What is needed: For every line in the data below that contains "проектируются", copy the line.

Excerpt from a dataset:
* BEGIN *
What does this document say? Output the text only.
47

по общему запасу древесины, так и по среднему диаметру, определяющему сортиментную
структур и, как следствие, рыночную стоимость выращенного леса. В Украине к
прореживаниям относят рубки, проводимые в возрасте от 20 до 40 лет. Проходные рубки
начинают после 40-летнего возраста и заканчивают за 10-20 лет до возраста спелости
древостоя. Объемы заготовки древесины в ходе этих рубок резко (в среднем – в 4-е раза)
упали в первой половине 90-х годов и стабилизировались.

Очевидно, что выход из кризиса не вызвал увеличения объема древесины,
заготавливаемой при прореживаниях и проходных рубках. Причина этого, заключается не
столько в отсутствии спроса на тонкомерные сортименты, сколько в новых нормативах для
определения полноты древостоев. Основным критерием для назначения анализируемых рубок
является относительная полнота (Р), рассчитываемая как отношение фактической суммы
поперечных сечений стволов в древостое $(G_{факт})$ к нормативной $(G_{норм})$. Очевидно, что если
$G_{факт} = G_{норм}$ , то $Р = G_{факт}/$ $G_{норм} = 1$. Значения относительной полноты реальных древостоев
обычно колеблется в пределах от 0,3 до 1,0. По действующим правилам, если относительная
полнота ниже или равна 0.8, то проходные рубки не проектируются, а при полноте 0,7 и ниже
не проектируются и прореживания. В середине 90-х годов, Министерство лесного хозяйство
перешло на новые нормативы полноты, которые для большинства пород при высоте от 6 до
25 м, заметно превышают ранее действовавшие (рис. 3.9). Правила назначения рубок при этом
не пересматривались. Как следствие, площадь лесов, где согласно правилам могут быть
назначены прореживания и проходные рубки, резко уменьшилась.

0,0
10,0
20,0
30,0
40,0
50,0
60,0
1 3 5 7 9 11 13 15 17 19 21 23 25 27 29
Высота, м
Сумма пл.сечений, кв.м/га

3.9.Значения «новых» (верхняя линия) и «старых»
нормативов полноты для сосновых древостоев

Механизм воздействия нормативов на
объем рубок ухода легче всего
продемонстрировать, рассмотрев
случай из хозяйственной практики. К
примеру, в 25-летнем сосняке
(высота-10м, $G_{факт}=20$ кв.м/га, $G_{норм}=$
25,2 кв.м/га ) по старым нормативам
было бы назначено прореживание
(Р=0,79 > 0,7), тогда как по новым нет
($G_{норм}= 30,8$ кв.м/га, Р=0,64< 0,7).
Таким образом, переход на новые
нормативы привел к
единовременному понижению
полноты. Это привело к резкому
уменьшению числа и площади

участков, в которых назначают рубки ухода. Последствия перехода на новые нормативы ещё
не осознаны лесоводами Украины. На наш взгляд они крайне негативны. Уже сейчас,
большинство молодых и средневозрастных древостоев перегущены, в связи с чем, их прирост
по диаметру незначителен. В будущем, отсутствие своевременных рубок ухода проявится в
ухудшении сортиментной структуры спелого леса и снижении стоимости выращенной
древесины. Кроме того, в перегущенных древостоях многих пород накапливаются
* END *
In response:
полнота ниже или равна 0.8, то проходные рубки не проектируются, а при полноте 0,7 и ниже
не проектируются и прореживания. В середине 90-х годов, Министерство лесного хозяйство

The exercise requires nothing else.